■ **KUTIPAN TEKS**:
'''

Regulatory Charge Kian Mencekik Industri Telko, Indosat (ISAT) Tunggu Insentif

2024-04-19 08:18:29 - Bagikan ke Facebook Whatsapp Twitter

JAKARTA, investortrust.id –  PT Indosat Tbk (ISAT) atau Indosat Ooredoo Hutchison (IOH) menilai insentif dari pemerintah sangat dibutuhkan oleh operator seluler lantaran biaya terkait regulasi (regulatory charge) terlampau tinggi.

Director & Chief Business Officer Indosat M Danny Buldansyah, selain persaingan yang makin ketat, regulatory charge yang ditetapkan oleh pemerintah dinilai terlampau tinggi.

 


Komponen regulatory charge yang harus dikeluarkan oleh operator seluler, termasuk setoran Universal Service Obligation (USO), mencapai 1,25% dari pendapatan kotor. Kemudian operator seluler juga harus membayar Biaya Hak Penggunaan (BHP) frekuensi radio.

Keduanya jika diakumulasi nilainya sudah melampaui 10% dari pendapatan kotor operator seluler. Tentu, nilai tersebut berbeda-beda pada setiap operator seluler mengikuti besaran pendapatan kotornya masing-masing.

"[Regulatory charge] yang ideal itu seharusnya di bawah 10%. Sekarang itu [regulatory charge] sudah jauh di atas 10% untuk perusahaan yang incumbent paling besar. Regulatory charge-nya sudah mepet-mepet di sekitar itu. Kalau [perusahaan] yang kecil-kecil sudah di atas 10%," kata Danny ketika ditemui di Kantor Pusat Indosat

Tingginya regulatory charge yang harus ditanggung oleh operator seluler membuat industri telekomunikasi di Tanah Air menjadi tidak sehat. Menurut Global System for Mobile Communications Association, industri akan sangat sehat jika angkanya di bawah 5%, moderat di 5-10%, dan berat di atas 10%.

'''

■ **DATA YANG DIBERIKAN**:

'''

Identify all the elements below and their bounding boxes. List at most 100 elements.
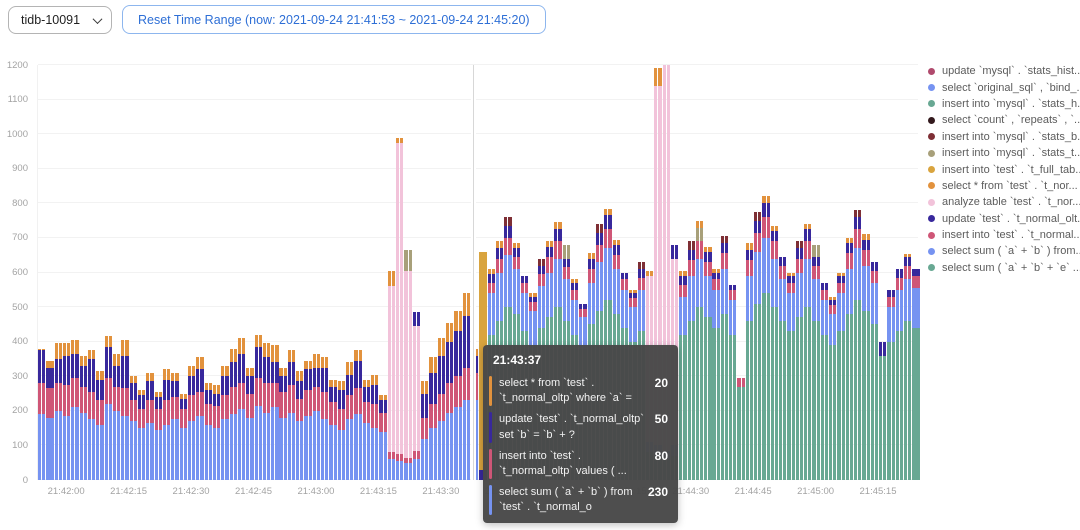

'''

■ **DESKRIPSI TUGAS**:
Dalam artikel tentang regulatory charge operator seluler, sebutkan semua kategori kondisi industri menurut Global System for Mobile Communications Association beserta batas angka masing-masing.

■ **PENYELESAIAN**:
- Sangat sehat: di bawah 5%
- Moderat: 5–10%
- Berat: di atas 10%